[TO DO]
Transcribe each line exactly.
____
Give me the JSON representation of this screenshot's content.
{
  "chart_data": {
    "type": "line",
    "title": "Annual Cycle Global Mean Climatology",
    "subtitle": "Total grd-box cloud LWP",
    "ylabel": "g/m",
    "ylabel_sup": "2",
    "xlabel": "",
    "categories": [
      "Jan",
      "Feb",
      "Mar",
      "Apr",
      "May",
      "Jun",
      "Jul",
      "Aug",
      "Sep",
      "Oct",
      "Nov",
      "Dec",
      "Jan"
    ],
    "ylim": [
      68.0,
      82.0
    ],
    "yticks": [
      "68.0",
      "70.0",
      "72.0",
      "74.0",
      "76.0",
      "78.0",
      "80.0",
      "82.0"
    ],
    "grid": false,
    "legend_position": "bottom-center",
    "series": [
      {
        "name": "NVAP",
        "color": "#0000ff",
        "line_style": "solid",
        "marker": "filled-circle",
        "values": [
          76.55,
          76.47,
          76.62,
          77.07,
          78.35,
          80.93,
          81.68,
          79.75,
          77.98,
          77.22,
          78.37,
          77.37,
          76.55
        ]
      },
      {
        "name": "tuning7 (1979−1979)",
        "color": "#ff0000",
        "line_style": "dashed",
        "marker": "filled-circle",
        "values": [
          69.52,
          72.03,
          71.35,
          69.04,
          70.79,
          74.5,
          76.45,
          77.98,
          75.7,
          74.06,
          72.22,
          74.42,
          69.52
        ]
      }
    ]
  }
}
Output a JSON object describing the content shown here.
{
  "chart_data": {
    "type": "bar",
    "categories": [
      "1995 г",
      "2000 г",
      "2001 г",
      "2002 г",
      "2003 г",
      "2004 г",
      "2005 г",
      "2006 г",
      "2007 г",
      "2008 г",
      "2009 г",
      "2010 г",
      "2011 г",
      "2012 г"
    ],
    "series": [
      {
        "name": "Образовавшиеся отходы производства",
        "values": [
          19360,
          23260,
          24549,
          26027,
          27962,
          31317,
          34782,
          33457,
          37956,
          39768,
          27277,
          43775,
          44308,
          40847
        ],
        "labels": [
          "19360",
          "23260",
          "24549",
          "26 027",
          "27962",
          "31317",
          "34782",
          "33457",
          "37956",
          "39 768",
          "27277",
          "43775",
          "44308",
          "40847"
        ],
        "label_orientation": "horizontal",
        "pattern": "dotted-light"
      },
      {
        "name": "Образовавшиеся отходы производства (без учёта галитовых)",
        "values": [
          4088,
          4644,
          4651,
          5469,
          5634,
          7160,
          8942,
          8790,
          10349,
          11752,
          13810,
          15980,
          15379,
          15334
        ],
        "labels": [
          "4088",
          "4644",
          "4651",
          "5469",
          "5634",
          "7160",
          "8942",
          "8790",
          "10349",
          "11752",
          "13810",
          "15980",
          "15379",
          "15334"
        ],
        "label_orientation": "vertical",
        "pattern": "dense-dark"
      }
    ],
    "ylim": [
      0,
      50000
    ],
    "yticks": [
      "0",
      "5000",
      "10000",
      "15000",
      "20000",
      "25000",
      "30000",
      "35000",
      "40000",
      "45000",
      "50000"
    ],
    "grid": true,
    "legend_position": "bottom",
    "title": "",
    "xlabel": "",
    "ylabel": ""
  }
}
____
[REPLY]
Give me the JSON representation of this screenshot's content.
{
  "chart_data": {
    "type": "line",
    "title": "Annual Cycle Global Mean Climatology",
    "subtitle": "Total grd-box cloud LWP",
    "ylabel": "g/m",
    "ylabel_sup": "2",
    "xlabel": "",
    "categories": [
      "Jan",
      "Feb",
      "Mar",
      "Apr",
      "May",
      "Jun",
      "Jul",
      "Aug",
      "Sep",
      "Oct",
      "Nov",
      "Dec",
      "Jan"
    ],
    "ylim": [
      68.0,
      82.0
    ],
    "yticks": [
      "68.0",
      "70.0",
      "72.0",
      "74.0",
      "76.0",
      "78.0",
      "80.0",
      "82.0"
    ],
    "grid": false,
    "legend_position": "bottom-center",
    "series": [
      {
        "name": "NVAP",
        "color": "#0000ff",
        "line_style": "solid",
        "marker": "filled-circle",
        "values": [
          76.55,
          76.47,
          76.62,
          77.07,
          78.35,
          80.93,
          81.68,
          79.75,
          77.98,
          77.22,
          78.37,
          77.37,
          76.55
        ]
      },
      {
        "name": "tuning7 (1979−1979)",
        "color": "#ff0000",
        "line_style": "dashed",
        "marker": "filled-circle",
        "values": [
          69.52,
          72.03,
          71.35,
          69.04,
          70.79,
          74.5,
          76.45,
          77.98,
          75.7,
          74.06,
          72.22,
          74.42,
          69.52
        ]
      }
    ]
  }
}
Output a JSON object describing the content shown here.
{
  "chart_data": {
    "type": "bar",
    "categories": [
      "1995 г",
      "2000 г",
      "2001 г",
      "2002 г",
      "2003 г",
      "2004 г",
      "2005 г",
      "2006 г",
      "2007 г",
      "2008 г",
      "2009 г",
      "2010 г",
      "2011 г",
      "2012 г"
    ],
    "series": [
      {
        "name": "Образовавшиеся отходы производства",
        "values": [
          19360,
          23260,
          24549,
          26027,
          27962,
          31317,
          34782,
          33457,
          37956,
          39768,
          27277,
          43775,
          44308,
          40847
        ],
        "labels": [
          "19360",
          "23260",
          "24549",
          "26 027",
          "27962",
          "31317",
          "34782",
          "33457",
          "37956",
          "39 768",
          "27277",
          "43775",
          "44308",
          "40847"
        ],
        "label_orientation": "horizontal",
        "pattern": "dotted-light"
      },
      {
        "name": "Образовавшиеся отходы производства (без учёта галитовых)",
        "values": [
          4088,
          4644,
          4651,
          5469,
          5634,
          7160,
          8942,
          8790,
          10349,
          11752,
          13810,
          15980,
          15379,
          15334
        ],
        "labels": [
          "4088",
          "4644",
          "4651",
          "5469",
          "5634",
          "7160",
          "8942",
          "8790",
          "10349",
          "11752",
          "13810",
          "15980",
          "15379",
          "15334"
        ],
        "label_orientation": "vertical",
        "pattern": "dense-dark"
      }
    ],
    "ylim": [
      0,
      50000
    ],
    "yticks": [
      "0",
      "5000",
      "10000",
      "15000",
      "20000",
      "25000",
      "30000",
      "35000",
      "40000",
      "45000",
      "50000"
    ],
    "grid": true,
    "legend_position": "bottom",
    "title": "",
    "xlabel": "",
    "ylabel": ""
  }
}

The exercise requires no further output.